> [LISTE DES ACTIVITÉS]:
1. D'après l'extrait du document, quelle association Sébastien Boueilh a-t-il fondée ?
2. Reproduisez tel quel le passage de l'extrait du document qui va de "Sébastien Boueilhprésident démissionnaire" jusqu'à "dans un communiqué.".

Sébastien Boueilhprésident démissionnaire de la Ciivise 2
Deux jours plus tard, le président Sébastien Boueilh jetait l'éponge. L'ancien rugbyman, victime lui-même de violences sexuelles dans son enfance et fondateur de l'association Colosse aux pieds d'argile, se disait "la cible de calomnies, d'attaques personnelles". "La commission a fait l'objet de controverses qui ne permettent pas la sérénité nécessaire à la réalisation de ses missions", estimait-il dans un communiqué.
"Quel immense gâchis ! On avait mis en place un élan, une sorte de lieu de parole possible pour les victimes. Les personnes étaient entendues par l'Etat, leur parole était sécurisée, au nom du président de la République qui avait dit : 'Je vous crois, vous ne serez plus jamais seules'", estime Eva Thomas.
"On va refermer le couvercle", "le déni recommence"
"C'était extrêmement précieux. C'est pour cela qu'il y avait tellement de monde dans les rencontres et notamment beaucoup de personnes de ma génération qui disaient : 'J’ai attendu toute ma vie de pouvoir dire ça publiquement.' Parce que c'est bien de parler chez les psys, mais c'est un acte criminel systémique dans la société. Ce n'est pas qu'une histoire privée, c'est une histoire de société qui ne protège pas les enfants", poursuit-elle.

(Entrées de données collectées)
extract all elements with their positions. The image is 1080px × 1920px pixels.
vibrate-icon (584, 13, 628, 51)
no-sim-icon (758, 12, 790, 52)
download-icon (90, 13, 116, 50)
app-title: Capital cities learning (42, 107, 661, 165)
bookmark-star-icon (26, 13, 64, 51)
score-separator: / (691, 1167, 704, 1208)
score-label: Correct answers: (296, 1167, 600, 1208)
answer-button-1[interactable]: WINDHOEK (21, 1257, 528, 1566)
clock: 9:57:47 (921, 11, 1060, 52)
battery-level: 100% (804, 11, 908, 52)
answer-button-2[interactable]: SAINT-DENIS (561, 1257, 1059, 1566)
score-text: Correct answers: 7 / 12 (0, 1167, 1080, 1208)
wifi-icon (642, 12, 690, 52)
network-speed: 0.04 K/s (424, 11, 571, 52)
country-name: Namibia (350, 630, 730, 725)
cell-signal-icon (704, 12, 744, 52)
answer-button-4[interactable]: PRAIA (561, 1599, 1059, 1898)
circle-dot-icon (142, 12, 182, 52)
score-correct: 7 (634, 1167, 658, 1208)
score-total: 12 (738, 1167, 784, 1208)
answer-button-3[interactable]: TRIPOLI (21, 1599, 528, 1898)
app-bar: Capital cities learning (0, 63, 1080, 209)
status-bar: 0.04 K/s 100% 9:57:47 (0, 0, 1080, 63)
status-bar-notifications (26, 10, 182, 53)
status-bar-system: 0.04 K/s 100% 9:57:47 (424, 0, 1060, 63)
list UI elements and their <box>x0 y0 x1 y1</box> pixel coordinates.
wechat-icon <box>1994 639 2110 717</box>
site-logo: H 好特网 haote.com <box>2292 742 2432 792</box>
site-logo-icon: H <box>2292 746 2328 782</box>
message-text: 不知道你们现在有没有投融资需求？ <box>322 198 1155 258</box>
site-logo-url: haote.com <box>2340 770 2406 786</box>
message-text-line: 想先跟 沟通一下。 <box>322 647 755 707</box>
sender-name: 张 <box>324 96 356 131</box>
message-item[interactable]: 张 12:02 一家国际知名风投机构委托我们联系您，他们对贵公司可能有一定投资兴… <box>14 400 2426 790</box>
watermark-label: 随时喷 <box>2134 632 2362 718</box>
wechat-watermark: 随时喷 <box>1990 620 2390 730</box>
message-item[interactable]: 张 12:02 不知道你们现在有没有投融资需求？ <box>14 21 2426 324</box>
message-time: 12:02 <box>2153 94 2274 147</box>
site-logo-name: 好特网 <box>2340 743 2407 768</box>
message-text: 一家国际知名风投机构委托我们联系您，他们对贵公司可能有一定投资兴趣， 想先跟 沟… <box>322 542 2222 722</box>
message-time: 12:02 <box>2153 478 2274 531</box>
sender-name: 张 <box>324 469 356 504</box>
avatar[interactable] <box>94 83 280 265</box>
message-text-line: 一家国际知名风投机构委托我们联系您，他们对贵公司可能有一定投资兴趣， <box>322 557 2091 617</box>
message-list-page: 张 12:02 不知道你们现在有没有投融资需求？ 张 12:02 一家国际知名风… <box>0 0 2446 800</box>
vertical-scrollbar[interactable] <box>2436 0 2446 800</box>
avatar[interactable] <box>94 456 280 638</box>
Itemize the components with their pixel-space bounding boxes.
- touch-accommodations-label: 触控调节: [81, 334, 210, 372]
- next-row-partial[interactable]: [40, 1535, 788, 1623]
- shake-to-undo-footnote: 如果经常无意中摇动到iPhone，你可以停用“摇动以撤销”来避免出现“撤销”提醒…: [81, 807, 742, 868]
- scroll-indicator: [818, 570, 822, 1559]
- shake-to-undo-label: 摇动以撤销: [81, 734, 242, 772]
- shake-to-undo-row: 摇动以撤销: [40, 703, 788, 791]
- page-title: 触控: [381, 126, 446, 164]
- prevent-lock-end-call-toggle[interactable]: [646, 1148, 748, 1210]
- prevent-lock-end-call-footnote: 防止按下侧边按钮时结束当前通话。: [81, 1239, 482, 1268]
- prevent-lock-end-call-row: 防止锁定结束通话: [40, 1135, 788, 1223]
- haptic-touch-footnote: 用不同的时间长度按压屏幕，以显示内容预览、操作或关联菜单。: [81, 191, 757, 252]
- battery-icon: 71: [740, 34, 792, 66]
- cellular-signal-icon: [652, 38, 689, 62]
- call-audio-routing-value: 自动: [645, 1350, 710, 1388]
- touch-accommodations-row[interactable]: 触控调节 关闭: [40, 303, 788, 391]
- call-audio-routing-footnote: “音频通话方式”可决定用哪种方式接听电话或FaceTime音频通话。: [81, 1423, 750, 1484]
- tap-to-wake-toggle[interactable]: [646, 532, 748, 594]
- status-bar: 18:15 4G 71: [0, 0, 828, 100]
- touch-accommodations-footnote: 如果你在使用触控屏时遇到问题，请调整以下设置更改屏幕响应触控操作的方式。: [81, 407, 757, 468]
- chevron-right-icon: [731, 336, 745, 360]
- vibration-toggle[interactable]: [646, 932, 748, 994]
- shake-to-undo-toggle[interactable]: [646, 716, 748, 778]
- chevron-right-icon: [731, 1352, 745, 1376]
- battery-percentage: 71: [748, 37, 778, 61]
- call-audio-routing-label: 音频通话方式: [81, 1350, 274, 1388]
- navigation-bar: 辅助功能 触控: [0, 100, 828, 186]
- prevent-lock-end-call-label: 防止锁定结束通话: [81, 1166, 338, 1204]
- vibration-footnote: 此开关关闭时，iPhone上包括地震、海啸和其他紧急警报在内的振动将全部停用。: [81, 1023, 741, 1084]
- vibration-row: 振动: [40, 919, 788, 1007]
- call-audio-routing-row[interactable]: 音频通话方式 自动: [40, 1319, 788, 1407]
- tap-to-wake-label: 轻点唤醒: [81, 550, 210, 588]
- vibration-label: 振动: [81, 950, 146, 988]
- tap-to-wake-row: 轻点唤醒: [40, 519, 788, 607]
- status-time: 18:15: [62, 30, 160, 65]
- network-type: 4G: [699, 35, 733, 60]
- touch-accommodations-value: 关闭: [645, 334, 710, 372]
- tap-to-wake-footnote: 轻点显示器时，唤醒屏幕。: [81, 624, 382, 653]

> [PROBLÈMES RÉSOLUS]:
1. Colosse aux pieds d'argile.

2.
Sébastien Boueilhprésident démissionnaire de la Ciivise 2
Deux jours plus tard, le président Sébastien Boueilh jetait l'éponge. L'ancien rugbyman, victime lui-même de violences sexuelles dans son enfance et fondateur de l'association Colosse aux pieds d'argile, se disait "la cible de calomnies, d'attaques personnelles". "La commission a fait l'objet de controverses qui ne permettent pas la sérénité nécessaire à la réalisation de ses missions", estimait-il dans un communiqué.